(Data items)
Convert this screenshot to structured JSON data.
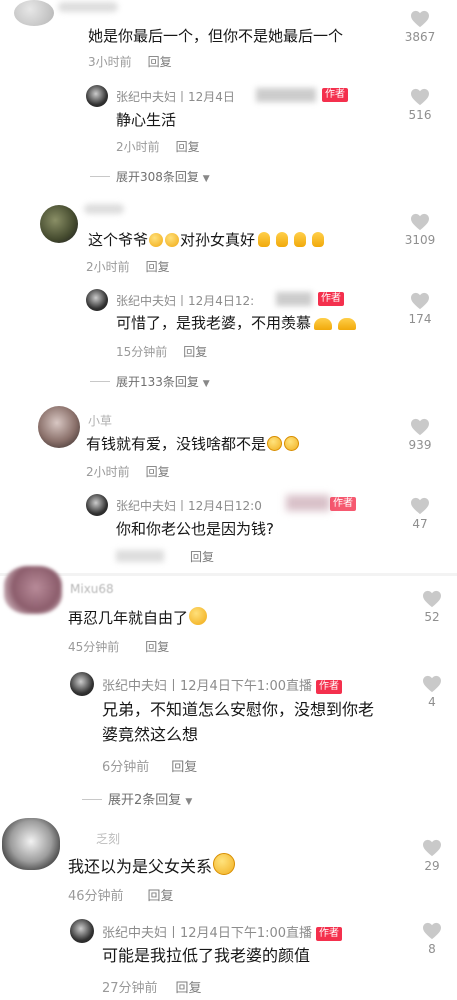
{
  "comments": [
    {
      "text": "她是你最后一个，但你不是她最后一个",
      "time": "3小时前",
      "reply": "回复",
      "likes": "3867",
      "author_reply": {
        "name": "张纪中夫妇丨12月4日",
        "tag": "作者",
        "text": "静心生活",
        "time": "2小时前",
        "reply": "回复",
        "likes": "516"
      },
      "expand": "展开308条回复"
    },
    {
      "text": "这个爷爷",
      "text2": "对孙女真好",
      "time": "2小时前",
      "reply": "回复",
      "likes": "3109",
      "author_reply": {
        "name": "张纪中夫妇丨12月4日12:",
        "tag": "作者",
        "text": "可惜了，是我老婆，不用羡慕",
        "time": "15分钟前",
        "reply": "回复",
        "likes": "174"
      },
      "expand": "展开133条回复"
    },
    {
      "username": "小草",
      "text": "有钱就有爱，没钱啥都不是",
      "time": "2小时前",
      "reply": "回复",
      "likes": "939",
      "author_reply": {
        "name": "张纪中夫妇丨12月4日12:0",
        "tag": "作者",
        "text": "你和你老公也是因为钱?",
        "time": "",
        "reply": "回复",
        "likes": "47"
      }
    },
    {
      "username": "Mixu68",
      "text": "再忍几年就自由了",
      "time": "45分钟前",
      "reply": "回复",
      "likes": "52",
      "author_reply": {
        "name": "张纪中夫妇丨12月4日下午1:00直播",
        "tag": "作者",
        "text": "兄弟，不知道怎么安慰你，没想到你老",
        "text2": "婆竟然这么想",
        "time": "6分钟前",
        "reply": "回复",
        "likes": "4"
      },
      "expand": "展开2条回复"
    },
    {
      "username": "乏刻",
      "text": "我还以为是父女关系",
      "time": "46分钟前",
      "reply": "回复",
      "likes": "29",
      "author_reply": {
        "name": "张纪中夫妇丨12月4日下午1:00直播",
        "tag": "作者",
        "text": "可能是我拉低了我老婆的颜值",
        "time": "27分钟前",
        "reply": "回复",
        "likes": "8"
      }
    }
  ],
  "icons": {
    "like": "heart-icon",
    "expand": "chevron-down-icon"
  },
  "colors": {
    "tag": "#f4304d",
    "meta": "#9a9a9a",
    "heart": "#c9c9c9"
  }
}
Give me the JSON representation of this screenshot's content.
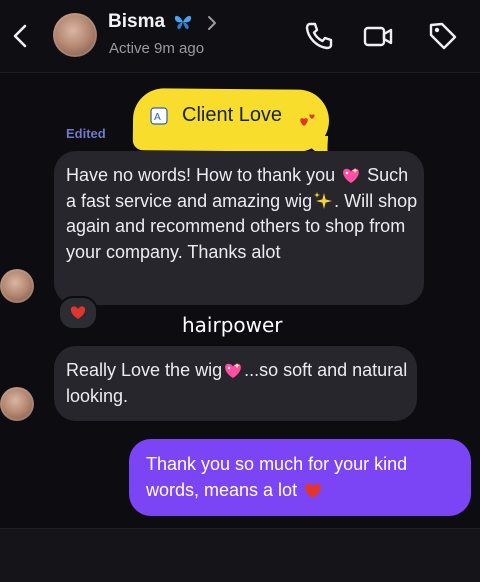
{
  "header": {
    "contact_name": "Bisma",
    "status": "Active 9m ago"
  },
  "sticker": {
    "label": "Client Love"
  },
  "edited_label": "Edited",
  "messages": [
    {
      "segments": [
        "Have no words! How to thank you ",
        " Such a fast service and amazing wig",
        ". Will shop again and recommend others to shop from your company. Thanks alot"
      ],
      "emojis": [
        "sparkling-heart-icon",
        "sparkles-icon"
      ],
      "reaction": "red-heart-icon"
    },
    {
      "segments": [
        "Really Love the wig",
        "...so soft and natural looking."
      ],
      "emojis": [
        "sparkling-heart-icon"
      ]
    },
    {
      "segments": [
        "Thank you so much for your kind words, means a lot "
      ],
      "emojis": [
        "red-heart-icon"
      ]
    }
  ],
  "watermark": "hairpower",
  "colors": {
    "background": "#0c0c11",
    "incoming_bubble": "#26262c",
    "outgoing_bubble": "#7b45f5",
    "sticker": "#f8dd2c",
    "edited": "#6f79c5"
  }
}
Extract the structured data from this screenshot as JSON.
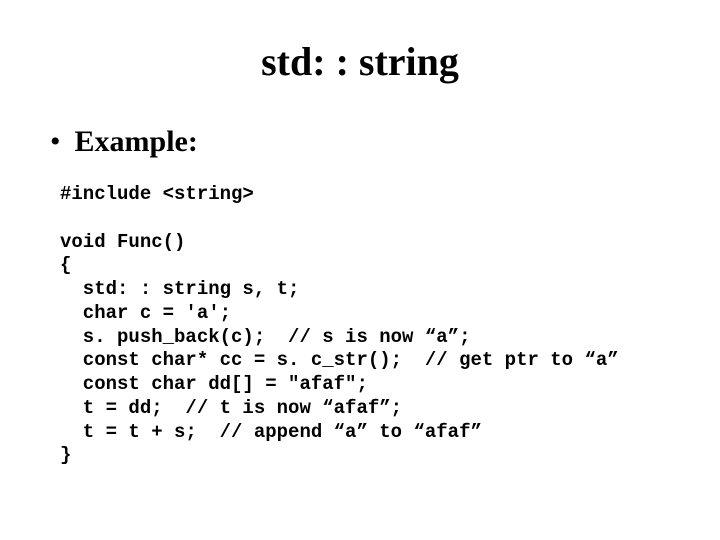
{
  "title": "std: : string",
  "bullet": "Example:",
  "code": "#include <string>\n\nvoid Func()\n{\n  std: : string s, t;\n  char c = 'a';\n  s. push_back(c);  // s is now “a”;\n  const char* cc = s. c_str();  // get ptr to “a”\n  const char dd[] = \"afaf\";\n  t = dd;  // t is now “afaf”;\n  t = t + s;  // append “a” to “afaf”\n}"
}
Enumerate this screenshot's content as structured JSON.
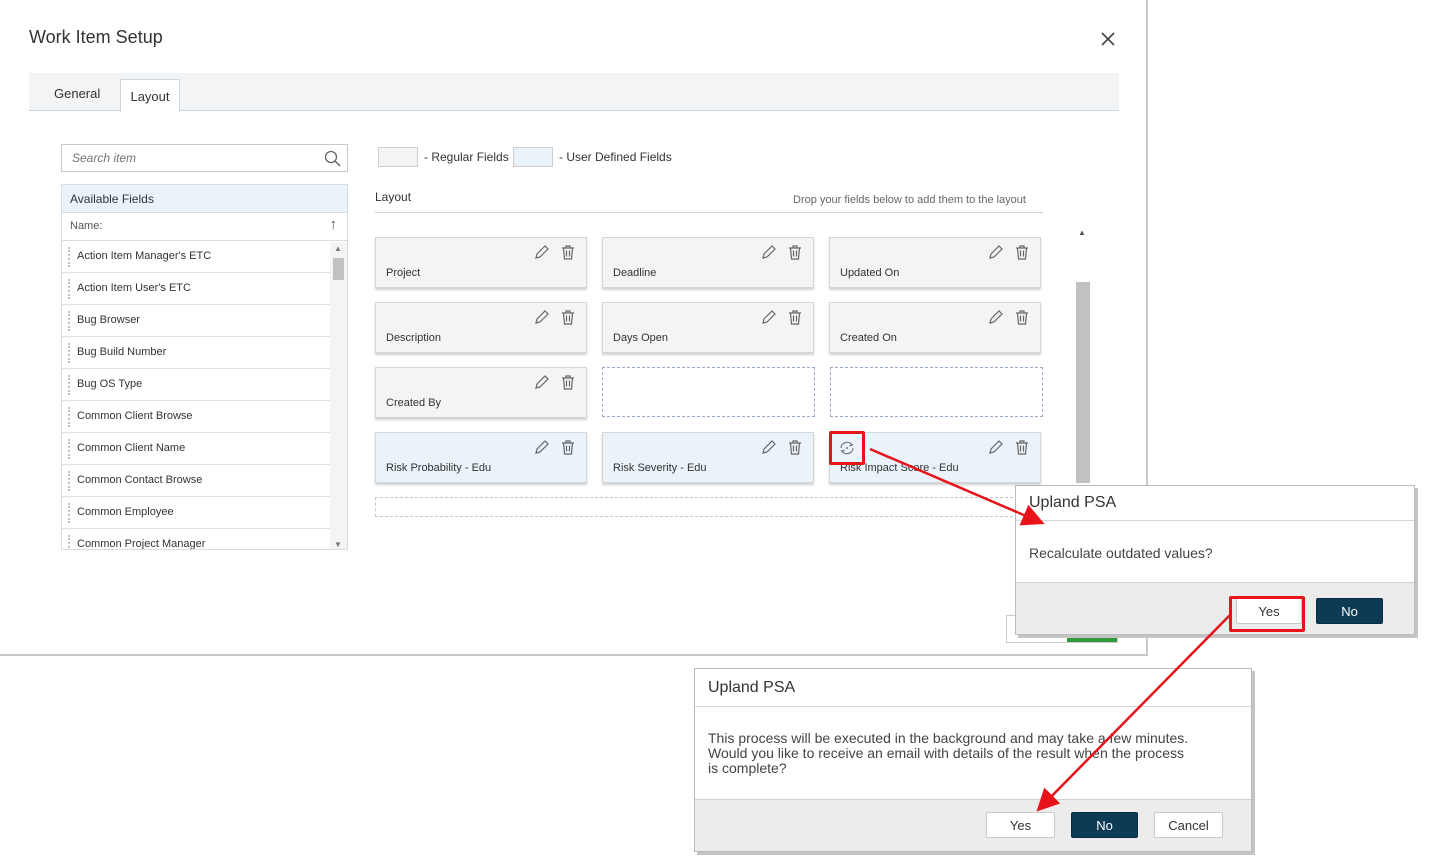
{
  "dialog": {
    "title": "Work Item Setup",
    "tabs": [
      "General",
      "Layout"
    ],
    "active_tab": "Layout"
  },
  "search": {
    "placeholder": "Search item"
  },
  "available_fields": {
    "header": "Available Fields",
    "column": "Name:",
    "items": [
      "Action Item Manager's ETC",
      "Action Item User's ETC",
      "Bug Browser",
      "Bug Build Number",
      "Bug OS Type",
      "Common Client Browse",
      "Common Client Name",
      "Common Contact Browse",
      "Common Employee",
      "Common Project Manager"
    ]
  },
  "legend": {
    "regular": "- Regular Fields",
    "user_defined": "- User Defined Fields"
  },
  "layout": {
    "label": "Layout",
    "hint": "Drop your fields below to add them to the layout",
    "cards": [
      "Project",
      "Deadline",
      "Updated On",
      "Description",
      "Days Open",
      "Created On",
      "Created By",
      "Risk Probability - Edu",
      "Risk Severity - Edu",
      "Risk Impact Score - Edu"
    ]
  },
  "popup1": {
    "title": "Upland PSA",
    "message": "Recalculate outdated values?",
    "yes": "Yes",
    "no": "No"
  },
  "popup2": {
    "title": "Upland PSA",
    "message_lines": [
      "This process will be executed in the background and may take a few minutes.",
      "Would you like to receive an email with details of the result when the process",
      "is complete?"
    ],
    "yes": "Yes",
    "no": "No",
    "cancel": "Cancel"
  },
  "colors": {
    "regular_bg": "#f4f4f4",
    "user_defined_bg": "#eaf3f9",
    "primary_button": "#0d3b55",
    "highlight": "#e8121b"
  }
}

## WORK TO DO
Find every line in the records above that holds the word "time", and copy each one.

## TASK SOLUTION
      "time": "3小时前",
        "time": "2小时前",
      "time": "2小时前",
        "time": "15分钟前",
      "time": "2小时前",
        "time": "",
      "time": "45分钟前",
        "time": "6分钟前",
      "time": "46分钟前",
        "time": "27分钟前",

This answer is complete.